━━━━━ RECORDS

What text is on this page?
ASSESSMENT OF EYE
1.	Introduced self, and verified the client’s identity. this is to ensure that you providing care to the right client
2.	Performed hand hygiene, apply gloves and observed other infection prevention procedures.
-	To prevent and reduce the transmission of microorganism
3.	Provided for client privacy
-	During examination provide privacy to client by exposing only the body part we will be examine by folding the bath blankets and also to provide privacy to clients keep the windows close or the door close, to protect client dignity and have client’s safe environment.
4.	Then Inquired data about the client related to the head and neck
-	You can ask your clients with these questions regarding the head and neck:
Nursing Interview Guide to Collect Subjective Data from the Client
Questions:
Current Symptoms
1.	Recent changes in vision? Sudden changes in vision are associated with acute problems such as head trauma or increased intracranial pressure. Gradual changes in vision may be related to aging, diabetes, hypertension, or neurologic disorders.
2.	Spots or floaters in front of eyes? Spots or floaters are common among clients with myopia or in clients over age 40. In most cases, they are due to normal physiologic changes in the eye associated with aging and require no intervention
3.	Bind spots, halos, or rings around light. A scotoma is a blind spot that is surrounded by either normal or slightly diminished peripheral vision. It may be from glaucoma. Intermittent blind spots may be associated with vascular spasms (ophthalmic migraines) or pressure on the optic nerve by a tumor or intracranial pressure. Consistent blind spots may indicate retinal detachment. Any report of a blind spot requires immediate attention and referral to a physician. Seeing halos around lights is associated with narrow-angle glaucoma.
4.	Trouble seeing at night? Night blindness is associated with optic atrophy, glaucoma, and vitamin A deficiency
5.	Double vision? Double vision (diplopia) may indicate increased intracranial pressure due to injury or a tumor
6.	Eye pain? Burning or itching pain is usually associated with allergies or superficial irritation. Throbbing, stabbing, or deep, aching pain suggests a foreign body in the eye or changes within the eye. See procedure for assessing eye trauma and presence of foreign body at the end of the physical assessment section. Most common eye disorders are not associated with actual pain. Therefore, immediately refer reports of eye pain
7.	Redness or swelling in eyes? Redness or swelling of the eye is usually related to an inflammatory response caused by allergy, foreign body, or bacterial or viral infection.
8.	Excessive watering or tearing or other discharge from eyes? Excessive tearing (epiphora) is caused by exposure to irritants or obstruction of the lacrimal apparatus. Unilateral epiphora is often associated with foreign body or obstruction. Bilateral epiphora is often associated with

━━━━━━━━━━
━━━━━ RECORDS

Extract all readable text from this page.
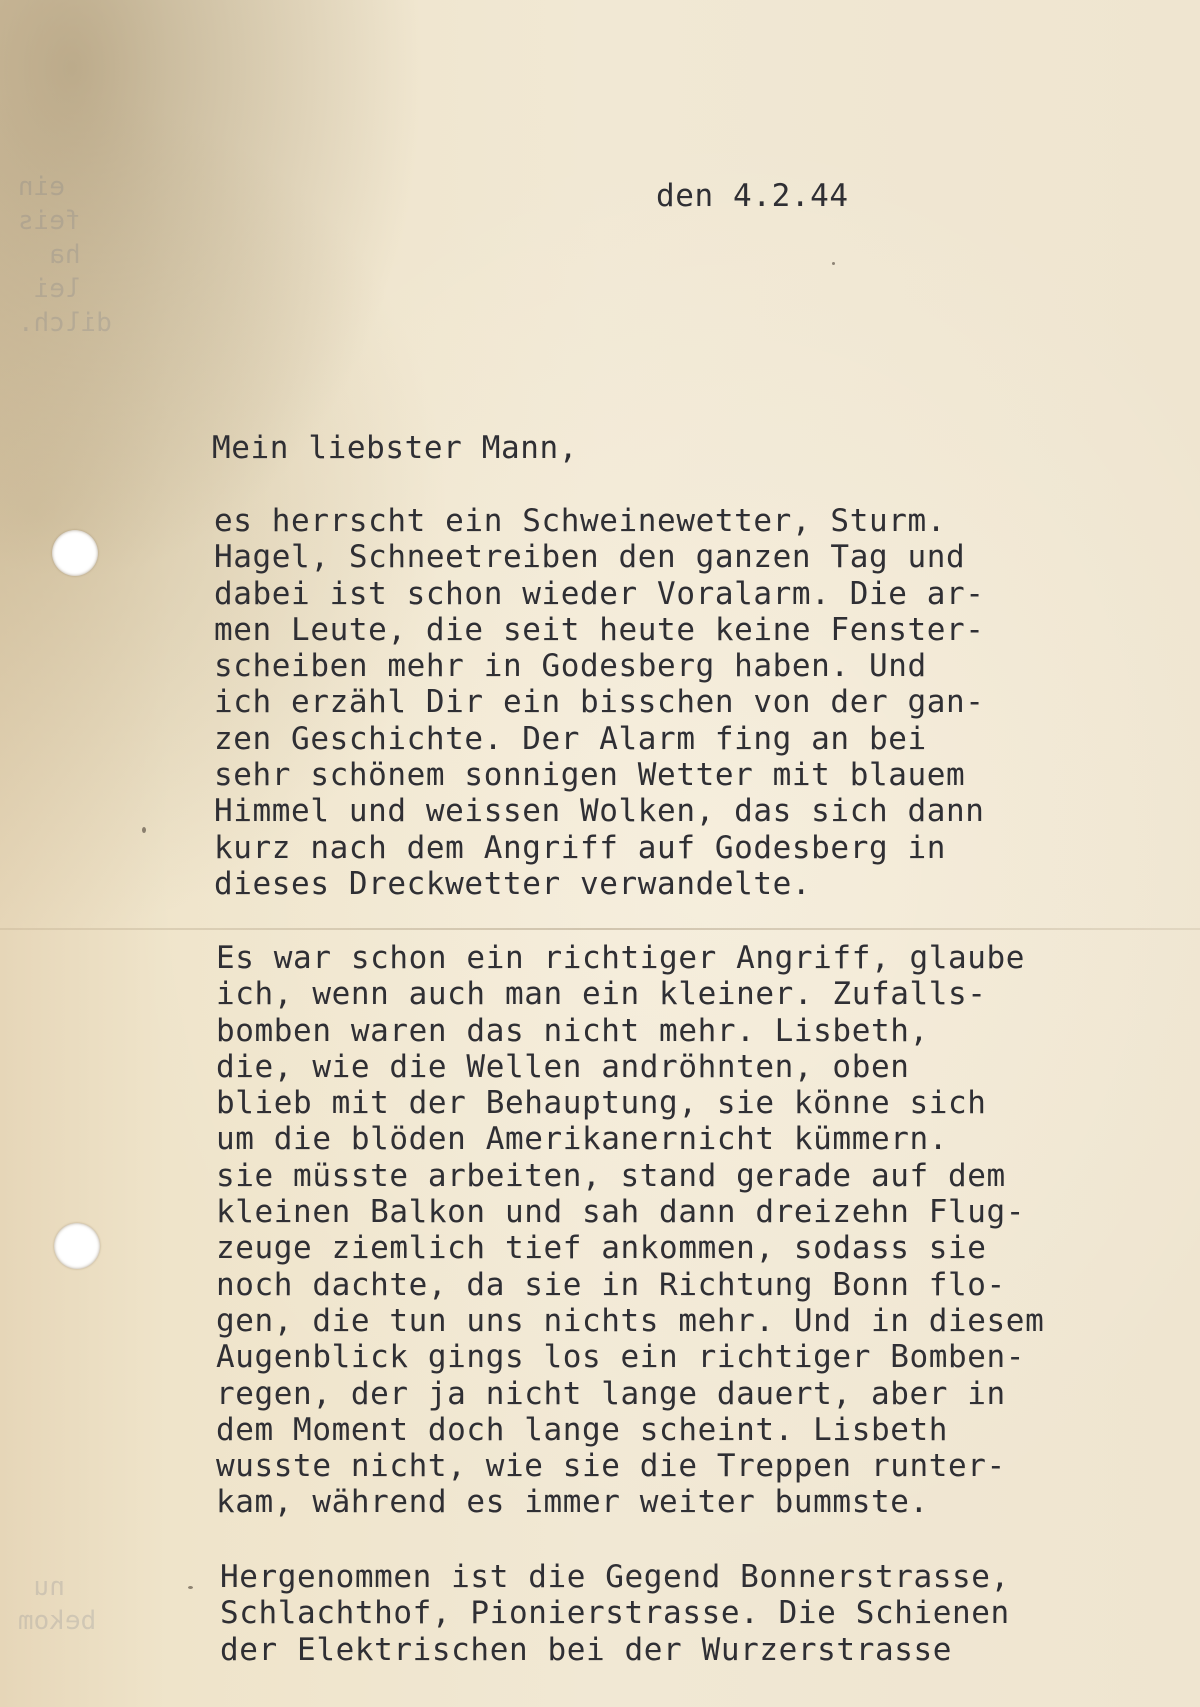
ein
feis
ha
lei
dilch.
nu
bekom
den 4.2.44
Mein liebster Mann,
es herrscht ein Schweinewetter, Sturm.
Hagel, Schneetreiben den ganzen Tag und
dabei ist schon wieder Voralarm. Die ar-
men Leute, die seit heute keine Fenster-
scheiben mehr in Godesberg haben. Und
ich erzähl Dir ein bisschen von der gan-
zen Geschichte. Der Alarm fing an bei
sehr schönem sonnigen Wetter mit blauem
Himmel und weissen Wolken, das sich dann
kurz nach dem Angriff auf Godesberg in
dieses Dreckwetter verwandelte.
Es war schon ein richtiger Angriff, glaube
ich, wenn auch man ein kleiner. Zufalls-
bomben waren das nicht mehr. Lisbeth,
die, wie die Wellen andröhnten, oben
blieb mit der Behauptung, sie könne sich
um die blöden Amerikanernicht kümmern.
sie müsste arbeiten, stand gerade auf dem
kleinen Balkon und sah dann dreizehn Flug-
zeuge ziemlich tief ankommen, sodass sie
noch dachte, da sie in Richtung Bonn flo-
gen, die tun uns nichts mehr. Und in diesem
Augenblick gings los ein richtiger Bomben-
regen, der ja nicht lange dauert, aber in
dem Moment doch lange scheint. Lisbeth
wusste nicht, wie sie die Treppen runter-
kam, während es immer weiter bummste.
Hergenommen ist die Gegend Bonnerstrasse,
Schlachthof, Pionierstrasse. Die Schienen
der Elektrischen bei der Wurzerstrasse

━━━━━━━━━━

EXERCISE OBJECTIVE:
Lines holding the word "vision" are the answer; copy each one from the records above.

WRITTEN REPLY:
1.	Recent changes in vision? Sudden changes in vision are associated with acute problems such as head trauma or increased intracranial pressure. Gradual changes in vision may be related to aging, diabetes, hypertension, or neurologic disorders.
3.	Bind spots, halos, or rings around light. A scotoma is a blind spot that is surrounded by either normal or slightly diminished peripheral vision. It may be from glaucoma. Intermittent blind spots may be associated with vascular spasms (ophthalmic migraines) or pressure on the optic nerve by a tumor or intracranial pressure. Consistent blind spots may indicate retinal detachment. Any report of a blind spot requires immediate attention and referral to a physician. Seeing halos around lights is associated with narrow-angle glaucoma.
5.	Double vision? Double vision (diplopia) may indicate increased intracranial pressure due to injury or a tumor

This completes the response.